_WHAT TO DO_:
Reproduce the entries word for word, and omit any picture you find in them.
★ ★ ★ ★ ★ ★ ★
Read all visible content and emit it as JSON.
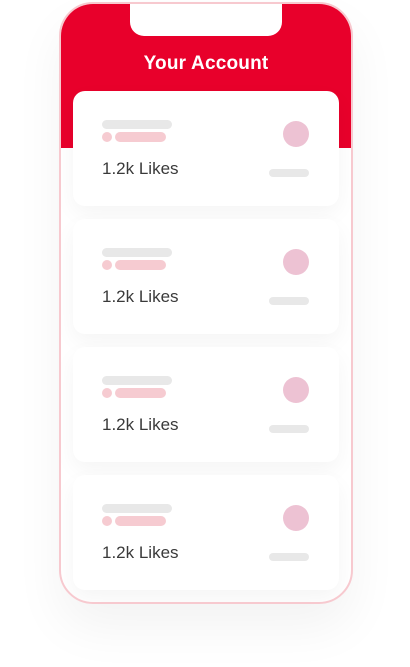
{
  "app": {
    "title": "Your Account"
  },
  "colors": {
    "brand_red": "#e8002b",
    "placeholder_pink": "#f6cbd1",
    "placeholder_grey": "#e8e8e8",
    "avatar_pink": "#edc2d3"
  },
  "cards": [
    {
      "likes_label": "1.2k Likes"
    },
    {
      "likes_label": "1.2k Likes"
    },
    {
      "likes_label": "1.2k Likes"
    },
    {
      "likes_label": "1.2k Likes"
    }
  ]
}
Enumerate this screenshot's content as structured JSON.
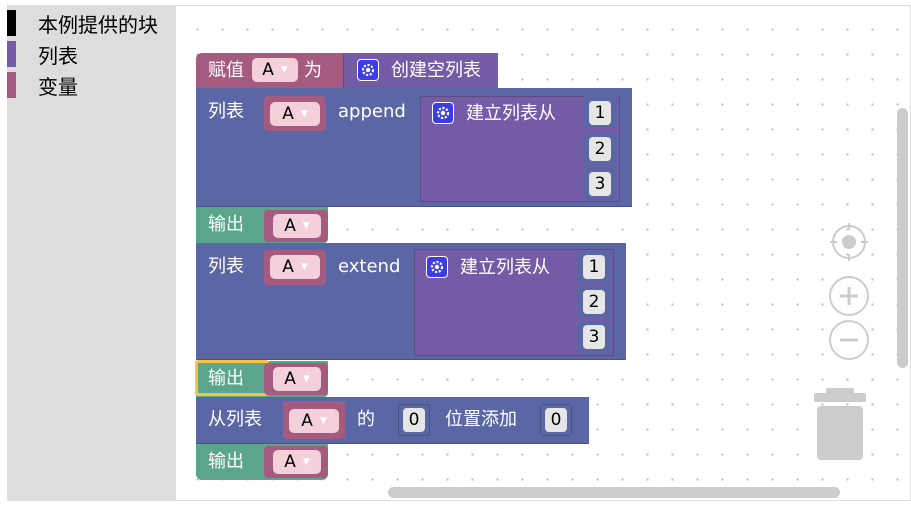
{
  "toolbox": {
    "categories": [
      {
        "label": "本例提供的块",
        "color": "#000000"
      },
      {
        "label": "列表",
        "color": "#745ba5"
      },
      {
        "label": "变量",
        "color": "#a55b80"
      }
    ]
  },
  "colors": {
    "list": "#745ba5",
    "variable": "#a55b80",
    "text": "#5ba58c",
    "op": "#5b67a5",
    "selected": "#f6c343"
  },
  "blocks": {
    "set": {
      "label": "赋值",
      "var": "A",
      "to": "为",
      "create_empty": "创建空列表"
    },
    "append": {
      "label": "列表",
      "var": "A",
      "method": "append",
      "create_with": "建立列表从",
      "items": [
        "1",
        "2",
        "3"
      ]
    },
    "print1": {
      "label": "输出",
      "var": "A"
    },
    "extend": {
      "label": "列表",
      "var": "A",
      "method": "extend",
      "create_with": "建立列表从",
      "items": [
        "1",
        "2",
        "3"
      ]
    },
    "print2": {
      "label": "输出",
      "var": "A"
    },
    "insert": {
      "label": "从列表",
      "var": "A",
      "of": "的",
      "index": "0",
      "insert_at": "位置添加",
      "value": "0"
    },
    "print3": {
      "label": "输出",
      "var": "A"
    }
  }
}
★ ★ ★ ★ ★ ★ ★
_EXERCISE OUTPUT_:
Read all visible content and emit it as JSON.
{
  "app": {
    "title": "Your Account"
  },
  "colors": {
    "brand_red": "#e8002b",
    "placeholder_pink": "#f6cbd1",
    "placeholder_grey": "#e8e8e8",
    "avatar_pink": "#edc2d3"
  },
  "cards": [
    {
      "likes_label": "1.2k Likes"
    },
    {
      "likes_label": "1.2k Likes"
    },
    {
      "likes_label": "1.2k Likes"
    },
    {
      "likes_label": "1.2k Likes"
    }
  ]
}
Enumerate this screenshot's content as structured JSON.
{
  "toolbox": {
    "categories": [
      {
        "label": "本例提供的块",
        "color": "#000000"
      },
      {
        "label": "列表",
        "color": "#745ba5"
      },
      {
        "label": "变量",
        "color": "#a55b80"
      }
    ]
  },
  "colors": {
    "list": "#745ba5",
    "variable": "#a55b80",
    "text": "#5ba58c",
    "op": "#5b67a5",
    "selected": "#f6c343"
  },
  "blocks": {
    "set": {
      "label": "赋值",
      "var": "A",
      "to": "为",
      "create_empty": "创建空列表"
    },
    "append": {
      "label": "列表",
      "var": "A",
      "method": "append",
      "create_with": "建立列表从",
      "items": [
        "1",
        "2",
        "3"
      ]
    },
    "print1": {
      "label": "输出",
      "var": "A"
    },
    "extend": {
      "label": "列表",
      "var": "A",
      "method": "extend",
      "create_with": "建立列表从",
      "items": [
        "1",
        "2",
        "3"
      ]
    },
    "print2": {
      "label": "输出",
      "var": "A"
    },
    "insert": {
      "label": "从列表",
      "var": "A",
      "of": "的",
      "index": "0",
      "insert_at": "位置添加",
      "value": "0"
    },
    "print3": {
      "label": "输出",
      "var": "A"
    }
  }
}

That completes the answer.